● **GIVEN INSTRUCTION**
Identify the lines holding "last" and copy them.

● **SUPPLIED ENTRIES**
######

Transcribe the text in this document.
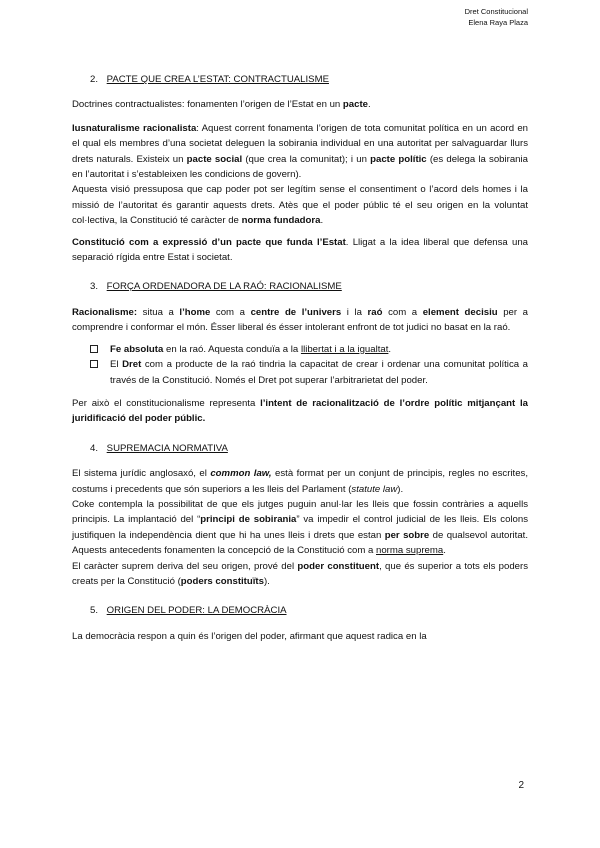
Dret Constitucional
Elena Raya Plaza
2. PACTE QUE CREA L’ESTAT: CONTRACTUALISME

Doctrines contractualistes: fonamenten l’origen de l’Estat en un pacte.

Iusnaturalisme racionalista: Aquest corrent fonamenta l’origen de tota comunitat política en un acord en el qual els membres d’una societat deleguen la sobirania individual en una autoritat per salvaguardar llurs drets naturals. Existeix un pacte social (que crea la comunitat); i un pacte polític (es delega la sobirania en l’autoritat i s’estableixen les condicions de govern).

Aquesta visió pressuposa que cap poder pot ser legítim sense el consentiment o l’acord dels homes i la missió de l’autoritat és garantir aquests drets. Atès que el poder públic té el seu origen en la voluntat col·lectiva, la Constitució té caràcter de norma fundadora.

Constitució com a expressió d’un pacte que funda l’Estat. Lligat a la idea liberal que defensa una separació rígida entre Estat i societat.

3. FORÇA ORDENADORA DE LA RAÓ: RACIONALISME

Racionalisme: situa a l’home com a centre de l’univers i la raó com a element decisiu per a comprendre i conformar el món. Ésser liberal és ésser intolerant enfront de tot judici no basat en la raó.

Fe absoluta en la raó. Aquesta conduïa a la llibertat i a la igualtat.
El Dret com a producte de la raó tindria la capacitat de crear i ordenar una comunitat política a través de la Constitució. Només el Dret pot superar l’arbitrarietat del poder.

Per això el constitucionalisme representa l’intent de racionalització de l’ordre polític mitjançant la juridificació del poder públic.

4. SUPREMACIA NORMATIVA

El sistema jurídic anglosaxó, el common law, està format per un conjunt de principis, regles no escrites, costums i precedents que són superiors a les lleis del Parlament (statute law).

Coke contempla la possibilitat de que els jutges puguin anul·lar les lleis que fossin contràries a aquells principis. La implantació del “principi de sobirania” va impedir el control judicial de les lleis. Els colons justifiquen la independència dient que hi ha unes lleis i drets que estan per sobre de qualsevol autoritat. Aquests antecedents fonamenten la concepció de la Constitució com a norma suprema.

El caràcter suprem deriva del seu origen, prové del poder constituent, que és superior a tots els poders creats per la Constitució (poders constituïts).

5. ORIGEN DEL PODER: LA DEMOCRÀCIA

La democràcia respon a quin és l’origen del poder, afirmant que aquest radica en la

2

######

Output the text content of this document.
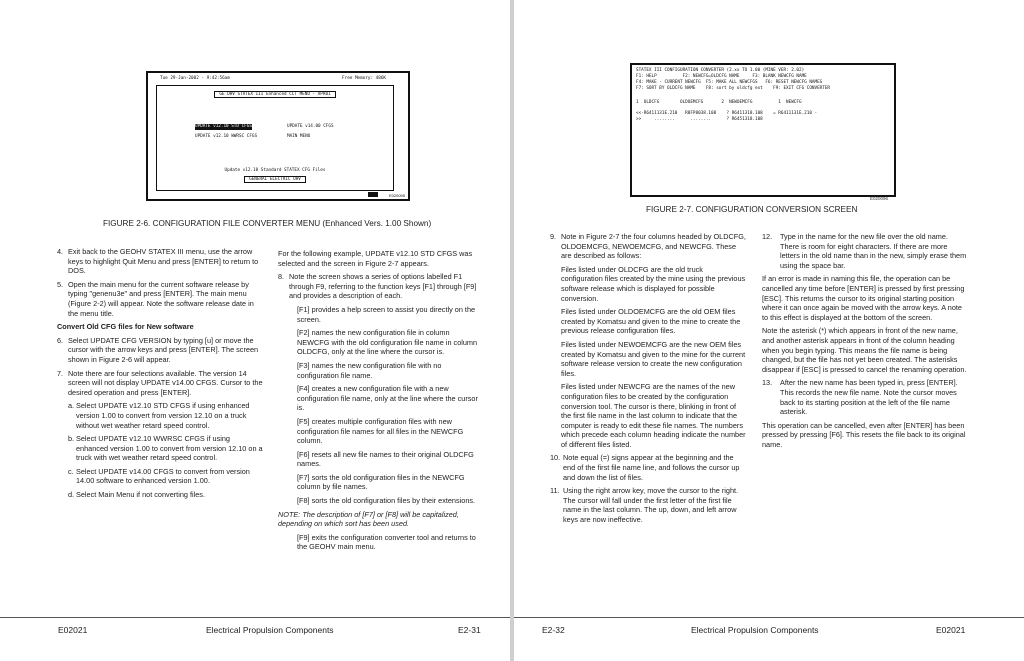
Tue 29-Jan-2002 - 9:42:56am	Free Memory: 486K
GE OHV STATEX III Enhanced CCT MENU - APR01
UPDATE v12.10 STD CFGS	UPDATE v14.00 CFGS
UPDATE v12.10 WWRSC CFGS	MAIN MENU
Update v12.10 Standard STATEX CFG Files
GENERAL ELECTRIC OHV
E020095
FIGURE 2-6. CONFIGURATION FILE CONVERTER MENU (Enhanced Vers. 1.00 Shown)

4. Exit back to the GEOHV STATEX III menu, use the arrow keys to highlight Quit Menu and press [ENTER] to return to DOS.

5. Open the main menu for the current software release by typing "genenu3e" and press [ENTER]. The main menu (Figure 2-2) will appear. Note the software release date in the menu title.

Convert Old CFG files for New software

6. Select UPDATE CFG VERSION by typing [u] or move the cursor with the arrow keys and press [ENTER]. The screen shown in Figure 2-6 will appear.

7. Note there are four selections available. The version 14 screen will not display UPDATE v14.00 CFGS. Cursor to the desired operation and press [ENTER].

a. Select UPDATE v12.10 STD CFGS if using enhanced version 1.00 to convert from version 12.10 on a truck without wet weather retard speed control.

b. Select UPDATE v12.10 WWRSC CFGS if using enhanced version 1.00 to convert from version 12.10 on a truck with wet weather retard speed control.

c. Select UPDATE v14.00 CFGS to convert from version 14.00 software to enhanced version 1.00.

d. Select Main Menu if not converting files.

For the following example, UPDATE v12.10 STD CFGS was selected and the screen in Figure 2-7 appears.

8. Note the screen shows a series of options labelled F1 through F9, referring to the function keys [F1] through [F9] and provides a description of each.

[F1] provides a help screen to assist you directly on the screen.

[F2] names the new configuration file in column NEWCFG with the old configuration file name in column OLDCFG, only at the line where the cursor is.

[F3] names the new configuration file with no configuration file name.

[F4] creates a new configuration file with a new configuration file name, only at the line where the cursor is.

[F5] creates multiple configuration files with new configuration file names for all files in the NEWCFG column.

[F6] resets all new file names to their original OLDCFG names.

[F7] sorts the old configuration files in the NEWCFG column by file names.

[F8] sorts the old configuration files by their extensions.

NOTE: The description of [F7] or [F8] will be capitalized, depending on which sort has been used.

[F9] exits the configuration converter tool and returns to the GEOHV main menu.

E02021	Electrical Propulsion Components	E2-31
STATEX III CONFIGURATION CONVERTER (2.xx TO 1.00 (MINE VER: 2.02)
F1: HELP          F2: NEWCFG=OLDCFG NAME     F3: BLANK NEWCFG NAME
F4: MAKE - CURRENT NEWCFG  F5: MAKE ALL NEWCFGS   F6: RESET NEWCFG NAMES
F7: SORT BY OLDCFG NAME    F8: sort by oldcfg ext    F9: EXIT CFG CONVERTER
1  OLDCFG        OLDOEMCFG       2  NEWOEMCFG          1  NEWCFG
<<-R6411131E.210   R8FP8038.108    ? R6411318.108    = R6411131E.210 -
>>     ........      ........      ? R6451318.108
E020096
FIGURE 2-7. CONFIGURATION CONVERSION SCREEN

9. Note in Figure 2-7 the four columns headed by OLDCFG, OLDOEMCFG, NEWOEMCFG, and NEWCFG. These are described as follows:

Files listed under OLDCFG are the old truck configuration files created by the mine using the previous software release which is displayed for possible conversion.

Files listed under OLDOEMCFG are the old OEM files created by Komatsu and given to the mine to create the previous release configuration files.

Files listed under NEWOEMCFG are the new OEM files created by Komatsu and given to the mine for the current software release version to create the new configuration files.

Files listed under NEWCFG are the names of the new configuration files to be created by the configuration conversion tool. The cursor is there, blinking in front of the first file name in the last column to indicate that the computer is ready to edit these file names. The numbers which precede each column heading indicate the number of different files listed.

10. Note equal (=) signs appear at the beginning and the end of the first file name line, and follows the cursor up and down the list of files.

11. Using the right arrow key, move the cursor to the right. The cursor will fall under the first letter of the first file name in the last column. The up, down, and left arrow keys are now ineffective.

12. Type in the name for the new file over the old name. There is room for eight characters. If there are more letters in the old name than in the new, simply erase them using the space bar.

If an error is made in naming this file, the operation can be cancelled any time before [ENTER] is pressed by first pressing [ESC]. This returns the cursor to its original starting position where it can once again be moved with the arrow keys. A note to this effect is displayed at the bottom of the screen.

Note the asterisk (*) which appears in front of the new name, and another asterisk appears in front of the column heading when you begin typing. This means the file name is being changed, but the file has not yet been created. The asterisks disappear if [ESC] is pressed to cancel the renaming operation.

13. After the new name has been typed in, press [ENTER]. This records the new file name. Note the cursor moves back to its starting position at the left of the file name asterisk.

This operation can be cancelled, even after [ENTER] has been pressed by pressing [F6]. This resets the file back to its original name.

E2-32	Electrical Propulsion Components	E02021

######

● **TASK ANSWER**
Files listed under NEWCFG are the names of the new configuration files to be created by the configuration conversion tool. The cursor is there, blinking in front of the first file name in the last column to indicate that the computer is ready to edit these file names. The numbers which precede each column heading indicate the number of different files listed.
11. Using the right arrow key, move the cursor to the right. The cursor will fall under the first letter of the first file name in the last column. The up, down, and left arrow keys are now ineffective.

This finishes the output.